## [SET PROBLEM]
Wherever the word "FFFFFF" turns up in a line of the entries, copy that line.

Dataset records:
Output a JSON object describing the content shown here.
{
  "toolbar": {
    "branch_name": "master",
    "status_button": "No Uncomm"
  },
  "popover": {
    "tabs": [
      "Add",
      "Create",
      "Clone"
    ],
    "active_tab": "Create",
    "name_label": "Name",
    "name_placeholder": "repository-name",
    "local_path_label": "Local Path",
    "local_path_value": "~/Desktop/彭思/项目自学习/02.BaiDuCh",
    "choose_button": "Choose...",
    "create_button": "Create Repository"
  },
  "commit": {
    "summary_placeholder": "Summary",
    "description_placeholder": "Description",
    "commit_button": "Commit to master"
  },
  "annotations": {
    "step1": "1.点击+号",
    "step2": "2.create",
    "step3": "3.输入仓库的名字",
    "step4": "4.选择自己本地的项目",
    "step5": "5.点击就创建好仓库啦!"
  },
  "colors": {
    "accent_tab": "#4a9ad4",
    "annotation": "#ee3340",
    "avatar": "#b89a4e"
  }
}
...
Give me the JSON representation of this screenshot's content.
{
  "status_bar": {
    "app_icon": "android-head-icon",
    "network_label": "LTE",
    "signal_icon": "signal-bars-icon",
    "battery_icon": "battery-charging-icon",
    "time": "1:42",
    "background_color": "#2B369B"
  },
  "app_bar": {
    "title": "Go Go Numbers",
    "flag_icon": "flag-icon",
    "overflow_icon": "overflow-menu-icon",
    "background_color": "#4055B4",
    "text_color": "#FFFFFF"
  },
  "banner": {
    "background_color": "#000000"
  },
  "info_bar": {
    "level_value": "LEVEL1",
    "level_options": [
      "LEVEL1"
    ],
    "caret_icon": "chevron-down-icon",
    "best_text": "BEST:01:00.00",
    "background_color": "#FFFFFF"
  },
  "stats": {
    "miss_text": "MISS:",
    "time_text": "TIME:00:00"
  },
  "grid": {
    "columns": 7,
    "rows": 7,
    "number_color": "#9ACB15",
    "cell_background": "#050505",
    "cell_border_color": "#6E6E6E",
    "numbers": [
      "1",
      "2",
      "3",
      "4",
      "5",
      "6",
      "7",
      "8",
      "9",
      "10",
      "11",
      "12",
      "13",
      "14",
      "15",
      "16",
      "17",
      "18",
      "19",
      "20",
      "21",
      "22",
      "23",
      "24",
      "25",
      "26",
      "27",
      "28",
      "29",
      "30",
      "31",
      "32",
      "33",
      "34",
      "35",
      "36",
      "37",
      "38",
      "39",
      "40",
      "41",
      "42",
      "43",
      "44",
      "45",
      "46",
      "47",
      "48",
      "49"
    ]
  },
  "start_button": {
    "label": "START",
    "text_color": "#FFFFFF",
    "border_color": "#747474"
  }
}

## [PROBLEM SOLUTION]
    "text_color": "#FFFFFF"
    "background_color": "#FFFFFF"
    "text_color": "#FFFFFF",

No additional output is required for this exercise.